▶ _What needs to be done_
Read through the records below and copy each line that uses the word "this".

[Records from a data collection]
** begin **

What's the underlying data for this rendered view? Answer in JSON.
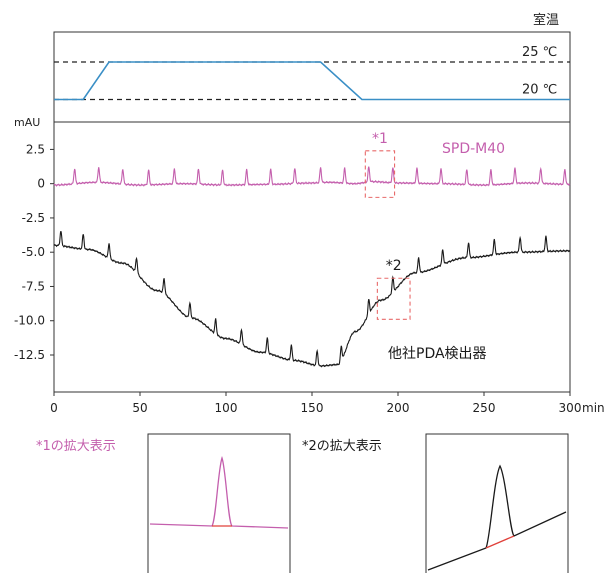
{
  "chart_data": [
    {
      "type": "line",
      "title": "室温",
      "ylabel": "",
      "xlim": [
        0,
        300
      ],
      "ylim": [
        17,
        29
      ],
      "reference_lines": [
        {
          "value": 25,
          "label": "25 ℃"
        },
        {
          "value": 20,
          "label": "20 ℃"
        }
      ],
      "series": [
        {
          "x": [
            0,
            17,
            32,
            155,
            179,
            300
          ],
          "y": [
            20,
            20,
            25,
            25,
            20,
            20
          ],
          "color": "#3a8fc6"
        }
      ]
    },
    {
      "type": "line",
      "ylabel": "mAU",
      "xlabel": "min",
      "xlim": [
        0,
        300
      ],
      "ylim": [
        -15.2,
        4.5
      ],
      "x_ticks": [
        0,
        50,
        100,
        150,
        200,
        250,
        300
      ],
      "y_ticks": [
        2.5,
        0,
        -2.5,
        -5.0,
        -7.5,
        -10.0,
        -12.5
      ],
      "x_tick_labels": [
        "0",
        "50",
        "100",
        "150",
        "200",
        "250",
        "300"
      ],
      "y_tick_labels": [
        "2.5",
        "0",
        "-2.5",
        "-5.0",
        "-7.5",
        "-10.0",
        "-12.5"
      ],
      "series": [
        {
          "name": "SPD-M40",
          "color": "#c45fad",
          "baseline": {
            "x": [
              0,
              25,
              50,
              75,
              100,
              125,
              150,
              160,
              175,
              185,
              200,
              225,
              250,
              275,
              300
            ],
            "y": [
              -0.1,
              0.1,
              -0.1,
              0.0,
              -0.1,
              -0.05,
              0.05,
              0.1,
              0.0,
              0.15,
              0.05,
              0.0,
              -0.1,
              0.05,
              -0.05
            ]
          },
          "peak_times": [
            12,
            26,
            40,
            55,
            70,
            84,
            98,
            112,
            126,
            140,
            155,
            169,
            183,
            197,
            211,
            225,
            240,
            254,
            268,
            283,
            297
          ],
          "peak_height": 1.1
        },
        {
          "name": "他社PDA検出器",
          "color": "#1a1a1a",
          "baseline": {
            "x": [
              0,
              20,
              40,
              60,
              80,
              100,
              120,
              140,
              155,
              165,
              175,
              190,
              210,
              240,
              270,
              300
            ],
            "y": [
              -4.5,
              -4.8,
              -5.8,
              -7.8,
              -9.8,
              -11.3,
              -12.3,
              -12.9,
              -13.3,
              -13.2,
              -10.8,
              -8.5,
              -6.5,
              -5.4,
              -5.0,
              -4.9
            ]
          },
          "peak_times": [
            4,
            17,
            32,
            48,
            64,
            79,
            94,
            109,
            124,
            138,
            153,
            167,
            183,
            197,
            212,
            226,
            241,
            256,
            271,
            286
          ],
          "peak_height": 1.1
        }
      ],
      "annotations": [
        {
          "label": "*1",
          "box_x": [
            181,
            198
          ],
          "box_y": [
            -1.0,
            2.4
          ],
          "color": "#e86a6a",
          "text_color": "#c45fad"
        },
        {
          "label": "*2",
          "box_x": [
            188,
            207
          ],
          "box_y": [
            -9.9,
            -6.9
          ],
          "color": "#e86a6a",
          "text_color": "#1a1a1a"
        }
      ]
    }
  ],
  "insets": [
    {
      "label": "*1の拡大表示",
      "label_color": "#c45fad",
      "trace_color": "#c45fad"
    },
    {
      "label": "*2の拡大表示",
      "label_color": "#1a1a1a",
      "trace_color": "#1a1a1a"
    }
  ],
  "colors": {
    "temperature_line": "#3a8fc6",
    "spd_trace": "#c45fad",
    "other_trace": "#1a1a1a",
    "highlight": "#e86a6a",
    "baseline_fit": "#e0403a"
  }
}
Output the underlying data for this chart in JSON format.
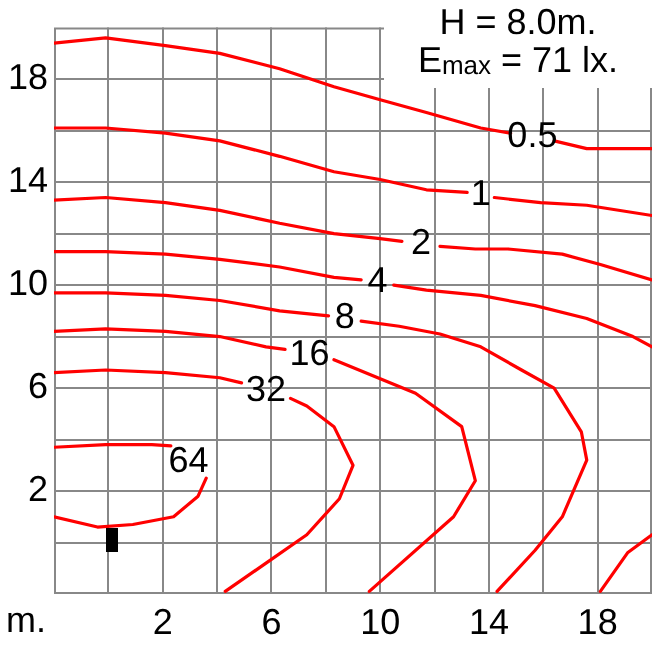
{
  "chart_data": {
    "type": "line",
    "xlabel": "m.",
    "annotations": [
      "H = 8.0m.",
      "E$_{max}$ = 71 lx."
    ],
    "xlim": [
      -2,
      20
    ],
    "ylim": [
      -2,
      20
    ],
    "xticks": [
      {
        "value": 0,
        "label": null
      },
      2,
      {
        "value": 4,
        "label": null
      },
      6,
      {
        "value": 8,
        "label": null
      },
      10,
      {
        "value": 12,
        "label": null
      },
      14,
      {
        "value": 16,
        "label": null
      },
      18
    ],
    "yticks": [
      {
        "value": 0,
        "label": null
      },
      2,
      {
        "value": 4,
        "label": null
      },
      6,
      {
        "value": 8,
        "label": null
      },
      10,
      {
        "value": 12,
        "label": null
      },
      14,
      {
        "value": 16,
        "label": null
      },
      18
    ],
    "grid": true,
    "legend": false,
    "marker": "none",
    "line_style": "solid",
    "series": [
      {
        "name": "0.5",
        "color": "#ff0000",
        "x": [
          -2,
          -0.1,
          2.1,
          4.1,
          6.3,
          8.3,
          10,
          11.7,
          13.7,
          14.8,
          null,
          16.4,
          17.6,
          20
        ],
        "values": [
          19.4,
          19.6,
          19.3,
          19.0,
          18.4,
          17.7,
          17.2,
          16.7,
          16.1,
          15.9,
          null,
          15.6,
          15.3,
          15.3
        ]
      },
      {
        "name": "1",
        "color": "#ff0000",
        "x": [
          -2,
          -0.1,
          2.1,
          4.1,
          6.3,
          8.3,
          10,
          11.7,
          13.2,
          null,
          14.2,
          15.9,
          17.6,
          20
        ],
        "values": [
          16.1,
          16.1,
          15.9,
          15.6,
          15.0,
          14.4,
          14.1,
          13.7,
          13.6,
          null,
          13.4,
          13.2,
          13.1,
          12.7
        ]
      },
      {
        "name": "2",
        "color": "#ff0000",
        "x": [
          -2,
          -0.1,
          2.1,
          4.1,
          6.3,
          8.3,
          10,
          10.8,
          null,
          12.2,
          13.5,
          14.7,
          16.7,
          18.1,
          20
        ],
        "values": [
          13.3,
          13.4,
          13.2,
          12.9,
          12.4,
          12.0,
          11.8,
          11.7,
          null,
          11.5,
          11.4,
          11.4,
          11.2,
          10.8,
          10.2
        ]
      },
      {
        "name": "4",
        "color": "#ff0000",
        "x": [
          -2,
          -0.1,
          2.1,
          4.1,
          6.3,
          8.3,
          9.3,
          null,
          10.5,
          11.7,
          13.7,
          15.7,
          17.6,
          19.3,
          20,
          null,
          18.1,
          19.1,
          20
        ],
        "values": [
          11.3,
          11.3,
          11.2,
          11.0,
          10.7,
          10.3,
          10.2,
          null,
          10.0,
          9.8,
          9.6,
          9.2,
          8.7,
          8.0,
          7.6,
          null,
          -1.9,
          -0.4,
          0.3
        ]
      },
      {
        "name": "8",
        "color": "#ff0000",
        "x": [
          -2,
          -0.1,
          2.1,
          4.1,
          6.3,
          8.1,
          null,
          9.3,
          10.7,
          12.2,
          13.7,
          15.2,
          16.4,
          17.4,
          17.6,
          16.7,
          15.7,
          14.3
        ],
        "values": [
          9.7,
          9.7,
          9.6,
          9.4,
          9.0,
          8.8,
          null,
          8.6,
          8.4,
          8.1,
          7.6,
          6.7,
          6.0,
          4.3,
          3.2,
          1.0,
          -0.3,
          -1.9
        ]
      },
      {
        "name": "16",
        "color": "#ff0000",
        "x": [
          -2,
          -0.1,
          2.1,
          4.1,
          5.8,
          6.5,
          null,
          8.3,
          11.3,
          13,
          13.5,
          12.7,
          9.6
        ],
        "values": [
          8.2,
          8.3,
          8.2,
          8.0,
          7.6,
          7.5,
          null,
          7.1,
          5.8,
          4.5,
          2.4,
          1.0,
          -1.9
        ]
      },
      {
        "name": "32",
        "color": "#ff0000",
        "x": [
          -2,
          -0.1,
          2.1,
          4.1,
          4.9,
          null,
          6.7,
          7.3,
          8.3,
          9.0,
          8.5,
          7.3,
          5.8,
          4.3
        ],
        "values": [
          6.6,
          6.7,
          6.6,
          6.4,
          6.2,
          null,
          5.6,
          5.3,
          4.5,
          3.0,
          1.7,
          0.3,
          -0.8,
          -1.9
        ]
      },
      {
        "name": "64",
        "color": "#ff0000",
        "x": [
          -2,
          -0.1,
          1.6,
          2.3,
          null,
          3.6,
          3.3,
          2.4,
          0.9,
          -0.4,
          -2
        ],
        "values": [
          3.7,
          3.8,
          3.8,
          3.75,
          null,
          2.5,
          1.8,
          1.0,
          0.7,
          0.6,
          1.0
        ]
      }
    ]
  }
}
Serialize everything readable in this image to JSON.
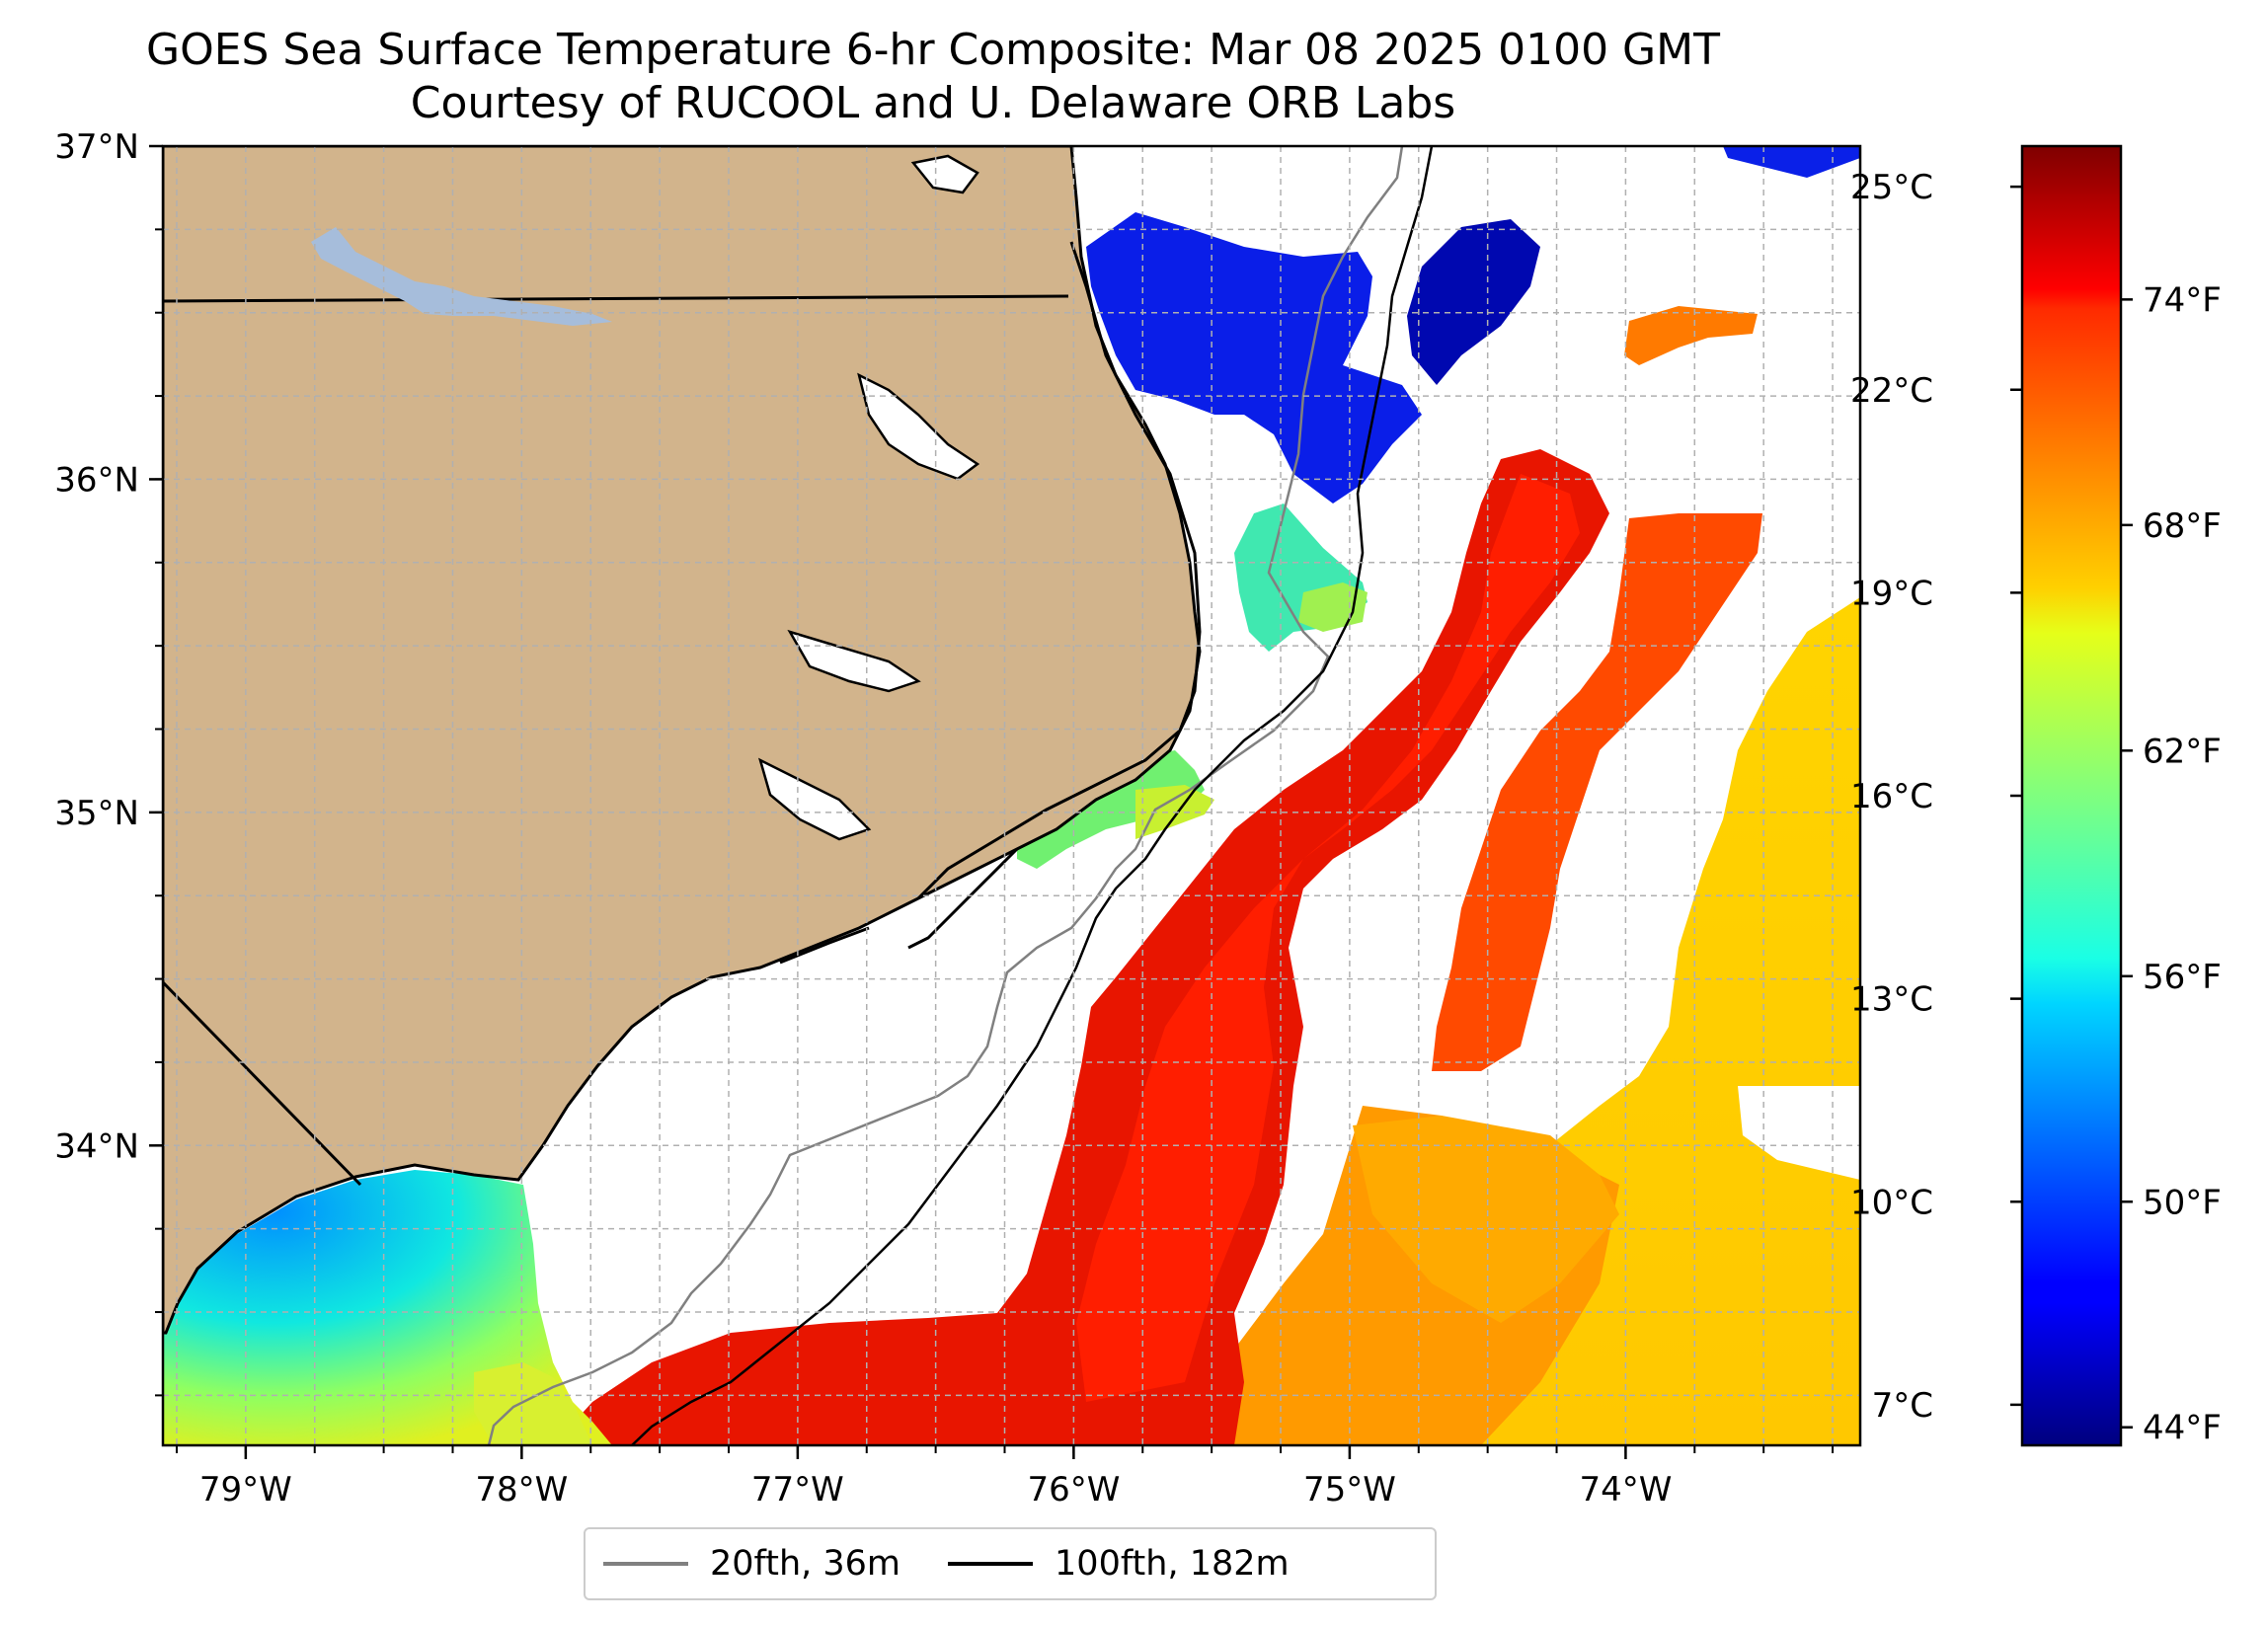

** end **

▶ _Reply_
What's the underlying data for this rendered view? Answer in JSON.
Output the underlying data for this chart in JSON format.
Serialize everything readable in this image to JSON.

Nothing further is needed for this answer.